• Reading passage
=-=-=

It’s easy to take The Thingz for granted. The Long Beach garage-punk trio are humble, self-effacing musicians who are refreshingly free of rock-star attitude and lofty artistic pretensions. They tend to play $5 shows at local dives with little public fanfare, and they rarely leave their native habitat in the LBC to chase fame in glitzier Hollywood venues.
As with The Ramones, The Dickies, The Rezillos and other groups who specialize in short, zippy punk ditties, The Thingz suffer a bit from “The Tears of a Clown” syndrome: Joke bands rarely get the same critical respect as ostensibly serious acts, and The Thingz’s overtly silly early songs, such as “Manicotti Massacre” and “I’m Glad I’m Not a Mollusk,” stood out as stubbornly absurd contrasts to the stodgy attempts at profundity by many of the prevailing alt-rock bands in the late ’90s.
Yet something curious has occurred in The Thingz’s marvelously self-contained universe over the past two decades since singer-guitarist Mike Morris and singer-bassist Kim Morris formed the band in 1998. The couple, who were dating when they began playing together and married a few years later, have continued to crank out gleefully daft punk blasts like “White Pants” and aptly titled, souped-up roots-rock workouts such as “Good Trash, Bad Trash,” on The Thingz’s most recent album, 2017’s Vault of Tomorrow.
But the record also is varied enough to include the morbidly mysterious, jangling blues of “Gospel Swamp” and the restrained punk-rock outrage of “Black Dust.” The latter track isn’t a quaintly archaic portrait of hard times in some distant Appalachian coal-mining town. Instead, it’s a sobering look at the omnipresent cloud of air pollution that hangs over Long Beach and the South Bay, filtered through The Thingz’s uniquely surreal worldview as Kim Morris laments about “the last breath of a haunted town.”
“‘Black Dust’ is about the dust from that refinery in Carson, but I speculated that it’s actually spores from outer space,” Mike Morris, 49, explains in a phone interview. “It’s sort of a local theme mutating into a science fiction theme.”
The Thingz are so enamored with their Long Beach hometown that they even posed for a memorable photograph by former Flipside staffer KRK Dominguez a few years ago in which they stood hip-deep in the dirty water of Long Beach Harbor. “I got a rash from the waist down for three weeks afterward,” Mike Morris says.
Mike and Kim Morris went through a series of drummers before Jason Cordero joined The Thingz in 2005. Cordero had been playing with Mike Morris in a new wave–style outfit called Operator when Mike asked him to fill in at the last minute on a Thingz tour of the Southwest. Without a single practice with the band, Cordero soon found himself on the road and onstage. “After a few shots of whiskey, I was fine,” Cordero says.
“I thought they were a lot of fun,” Cordero, 45, says when asked his first impression of The Thingz. “I thought the humor in Mike’s lyrics was awesome — it just seemed like an all-around good time. I appreciate playing with a guy who’s kind of a savant when it comes to that stuff.” Cordero and Mike Morris also occasionally perform together in an acoustic bluegrass-folk ensemble called The Bottled Spirits, and traces of Americana often show up in The Thingz’s more recent recordings.

=-=-=

• Supplied information
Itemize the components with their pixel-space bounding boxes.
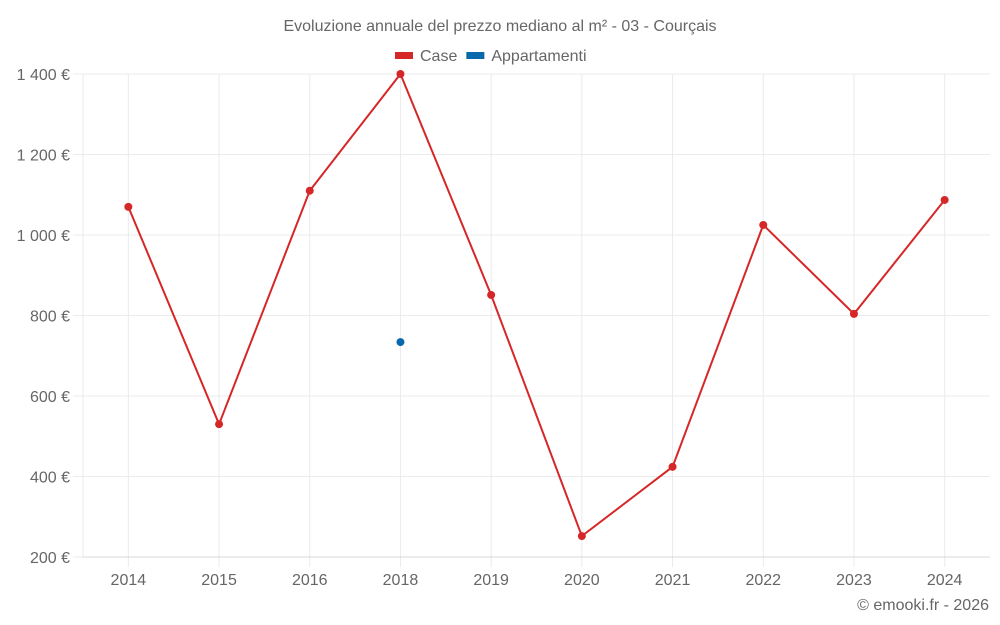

=-=-=

• What to do
A) Please list every song by The Thingz that the article about the band names.
B) According to the article about The Thingz, in what year did drummer Jason Cordero join the band?

• Worked answers
A)
"Manicotti Massacre"
"I'm Glad I'm Not a Mollusk"
"White Pants"
"Good Trash, Bad Trash"
"Gospel Swamp"
"Black Dust"

B) 2005